--- BEGIN EXTRACTED DATA ---
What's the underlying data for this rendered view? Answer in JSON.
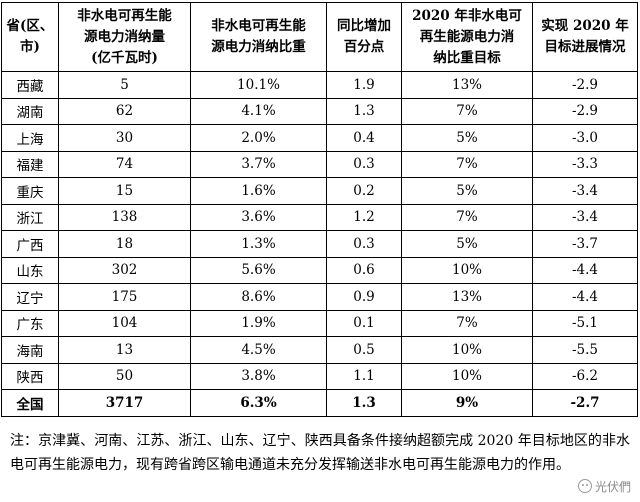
{
  "table": {
    "headers": [
      [
        "省(区、",
        "市)"
      ],
      [
        "非水电可再生能",
        "源电力消纳量",
        "(亿千瓦时)"
      ],
      [
        "非水电可再生能",
        "源电力消纳比重"
      ],
      [
        "同比增加",
        "百分点"
      ],
      [
        "2020 年非水电可",
        "再生能源电力消",
        "纳比重目标"
      ],
      [
        "实现 2020 年",
        "目标进展情况"
      ]
    ],
    "rows": [
      [
        "西藏",
        "5",
        "10.1%",
        "1.9",
        "13%",
        "-2.9"
      ],
      [
        "湖南",
        "62",
        "4.1%",
        "1.3",
        "7%",
        "-2.9"
      ],
      [
        "上海",
        "30",
        "2.0%",
        "0.4",
        "5%",
        "-3.0"
      ],
      [
        "福建",
        "74",
        "3.7%",
        "0.3",
        "7%",
        "-3.3"
      ],
      [
        "重庆",
        "15",
        "1.6%",
        "0.2",
        "5%",
        "-3.4"
      ],
      [
        "浙江",
        "138",
        "3.6%",
        "1.2",
        "7%",
        "-3.4"
      ],
      [
        "广西",
        "18",
        "1.3%",
        "0.3",
        "5%",
        "-3.7"
      ],
      [
        "山东",
        "302",
        "5.6%",
        "0.6",
        "10%",
        "-4.4"
      ],
      [
        "辽宁",
        "175",
        "8.6%",
        "0.9",
        "13%",
        "-4.4"
      ],
      [
        "广东",
        "104",
        "1.9%",
        "0.1",
        "7%",
        "-5.1"
      ],
      [
        "海南",
        "13",
        "4.5%",
        "0.5",
        "10%",
        "-5.5"
      ],
      [
        "陕西",
        "50",
        "3.8%",
        "1.1",
        "10%",
        "-6.2"
      ]
    ],
    "total": [
      "全国",
      "3717",
      "6.3%",
      "1.3",
      "9%",
      "-2.7"
    ]
  },
  "note": "注：京津冀、河南、江苏、浙江、山东、辽宁、陕西具备条件接纳超额完成 2020 年目标地区的非水电可再生能源电力，现有跨省跨区输电通道未充分发挥输送非水电可再生能源电力的作用。",
  "watermark": {
    "text": "光伏們",
    "icon": "wechat-icon"
  }
}
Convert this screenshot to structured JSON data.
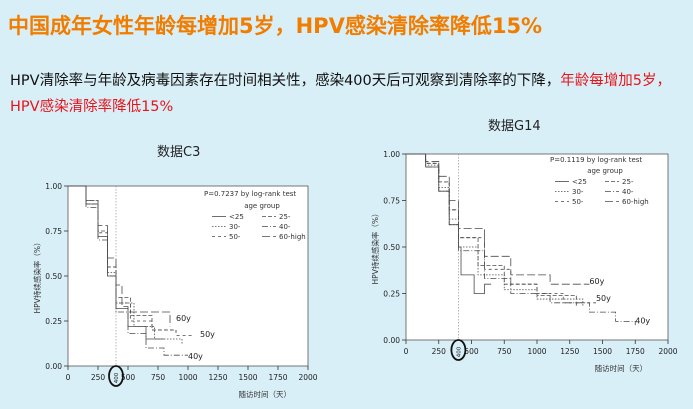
{
  "title": "中国成年女性年龄每增加5岁，HPV感染清除率降低15%",
  "paragraph": {
    "text": "HPV清除率与年龄及病毒因素存在时间相关性，感染400天后可观察到清除率的下降，",
    "highlight": "年龄每增加5岁，HPV感染清除率降低15%"
  },
  "colors": {
    "title": "#f07d00",
    "highlight": "#e8141a",
    "background": "#d9eff8",
    "plot_background": "#ffffff"
  },
  "chart_data": [
    {
      "type": "line",
      "title": "数据C3",
      "annotation": "P=0.7237 by log-rank test",
      "xlabel": "随访时间（天）",
      "ylabel": "HPV持续感染率（%）",
      "xlim": [
        0,
        2000
      ],
      "ylim": [
        0,
        1
      ],
      "xticks": [
        0,
        250,
        500,
        750,
        1000,
        1250,
        1500,
        1750,
        2000
      ],
      "yticks": [
        0.0,
        0.25,
        0.5,
        0.75,
        1.0
      ],
      "x_tick_labels": [
        "0",
        "250",
        "500",
        "750",
        "1000",
        "1250",
        "1500",
        "1750",
        "2000"
      ],
      "y_tick_labels": [
        "0.00",
        "0.25",
        "0.50",
        "0.75",
        "1.00"
      ],
      "marker_x": 400,
      "marker_label": "400",
      "legend": {
        "title": "age group",
        "position": "top-right",
        "entries": [
          "<25",
          "25-",
          "30-",
          "40-",
          "50-",
          "60-high"
        ]
      },
      "end_labels": [
        {
          "text": "60y",
          "x": 900,
          "y": 0.25
        },
        {
          "text": "50y",
          "x": 1100,
          "y": 0.16
        },
        {
          "text": "40y",
          "x": 1000,
          "y": 0.04
        }
      ],
      "series": [
        {
          "name": "<25",
          "dash": "",
          "x": [
            0,
            150,
            250,
            330,
            400,
            500,
            650,
            800
          ],
          "y": [
            1.0,
            0.9,
            0.72,
            0.5,
            0.32,
            0.22,
            0.15,
            0.15
          ]
        },
        {
          "name": "25-",
          "dash": "4,2",
          "x": [
            0,
            150,
            250,
            330,
            400,
            520,
            700,
            900
          ],
          "y": [
            1.0,
            0.92,
            0.75,
            0.55,
            0.38,
            0.28,
            0.2,
            0.19
          ]
        },
        {
          "name": "30-",
          "dash": "1.5,1.5",
          "x": [
            0,
            150,
            250,
            330,
            400,
            550,
            720,
            950
          ],
          "y": [
            1.0,
            0.9,
            0.72,
            0.52,
            0.35,
            0.22,
            0.15,
            0.12
          ]
        },
        {
          "name": "40-",
          "dash": "6,2,1,2",
          "x": [
            0,
            150,
            250,
            330,
            400,
            500,
            650,
            800,
            1000
          ],
          "y": [
            1.0,
            0.88,
            0.7,
            0.5,
            0.3,
            0.18,
            0.1,
            0.06,
            0.06
          ]
        },
        {
          "name": "50-",
          "dash": "3,3",
          "x": [
            0,
            150,
            250,
            330,
            400,
            520,
            700,
            900,
            1050
          ],
          "y": [
            1.0,
            0.9,
            0.74,
            0.55,
            0.35,
            0.25,
            0.2,
            0.17,
            0.17
          ]
        },
        {
          "name": "60-high",
          "dash": "8,3",
          "x": [
            0,
            150,
            250,
            330,
            400,
            450,
            500,
            800,
            850
          ],
          "y": [
            1.0,
            0.92,
            0.78,
            0.6,
            0.45,
            0.33,
            0.3,
            0.3,
            0.22
          ]
        }
      ]
    },
    {
      "type": "line",
      "title": "数据G14",
      "annotation": "P=0.1119 by log-rank test",
      "xlabel": "随访时间（天）",
      "ylabel": "HPV持续感染率（%）",
      "xlim": [
        0,
        2000
      ],
      "ylim": [
        0,
        1
      ],
      "xticks": [
        0,
        250,
        500,
        750,
        1000,
        1250,
        1500,
        1750,
        2000
      ],
      "yticks": [
        0.0,
        0.25,
        0.5,
        0.75,
        1.0
      ],
      "x_tick_labels": [
        "0",
        "250",
        "500",
        "750",
        "1000",
        "1250",
        "1500",
        "1750",
        "2000"
      ],
      "y_tick_labels": [
        "0.00",
        "0.25",
        "0.50",
        "0.75",
        "1.00"
      ],
      "marker_x": 400,
      "marker_label": "400",
      "legend": {
        "title": "age group",
        "position": "top-right",
        "entries": [
          "<25",
          "25-",
          "30-",
          "40-",
          "50-",
          "60-high"
        ]
      },
      "end_labels": [
        {
          "text": "60y",
          "x": 1400,
          "y": 0.3
        },
        {
          "text": "50y",
          "x": 1450,
          "y": 0.21
        },
        {
          "text": "40y",
          "x": 1750,
          "y": 0.09
        }
      ],
      "series": [
        {
          "name": "<25",
          "dash": "",
          "x": [
            0,
            150,
            250,
            330,
            400,
            420,
            520,
            600,
            650
          ],
          "y": [
            1.0,
            0.93,
            0.8,
            0.62,
            0.5,
            0.35,
            0.25,
            0.3,
            0.3
          ]
        },
        {
          "name": "25-",
          "dash": "4,2",
          "x": [
            0,
            150,
            250,
            330,
            400,
            550,
            750,
            1000,
            1300
          ],
          "y": [
            1.0,
            0.95,
            0.85,
            0.7,
            0.55,
            0.4,
            0.3,
            0.24,
            0.18
          ]
        },
        {
          "name": "30-",
          "dash": "1.5,1.5",
          "x": [
            0,
            150,
            250,
            330,
            400,
            550,
            750,
            1000,
            1350
          ],
          "y": [
            1.0,
            0.94,
            0.82,
            0.65,
            0.5,
            0.35,
            0.27,
            0.22,
            0.18
          ]
        },
        {
          "name": "40-",
          "dash": "6,2,1,2",
          "x": [
            0,
            150,
            250,
            330,
            400,
            600,
            800,
            1100,
            1400,
            1600,
            1750
          ],
          "y": [
            1.0,
            0.93,
            0.8,
            0.62,
            0.48,
            0.33,
            0.25,
            0.2,
            0.15,
            0.1,
            0.08
          ]
        },
        {
          "name": "50-",
          "dash": "3,3",
          "x": [
            0,
            150,
            250,
            330,
            400,
            600,
            800,
            1000,
            1200,
            1450
          ],
          "y": [
            1.0,
            0.95,
            0.85,
            0.7,
            0.55,
            0.38,
            0.3,
            0.25,
            0.2,
            0.2
          ]
        },
        {
          "name": "60-high",
          "dash": "8,3",
          "x": [
            0,
            150,
            250,
            330,
            400,
            600,
            800,
            1100,
            1350,
            1400
          ],
          "y": [
            1.0,
            0.96,
            0.88,
            0.75,
            0.6,
            0.45,
            0.35,
            0.3,
            0.3,
            0.3
          ]
        }
      ]
    }
  ]
}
--- END EXTRACTED DATA ---
## WHAT YOU ARE ASKED TO DO
Find every line that has "JSON" in it, then return those lines.

## WORKED SOLUTION
What's the underlying data for this rendered view? Answer in JSON.
Convert this screenshot to structured JSON data.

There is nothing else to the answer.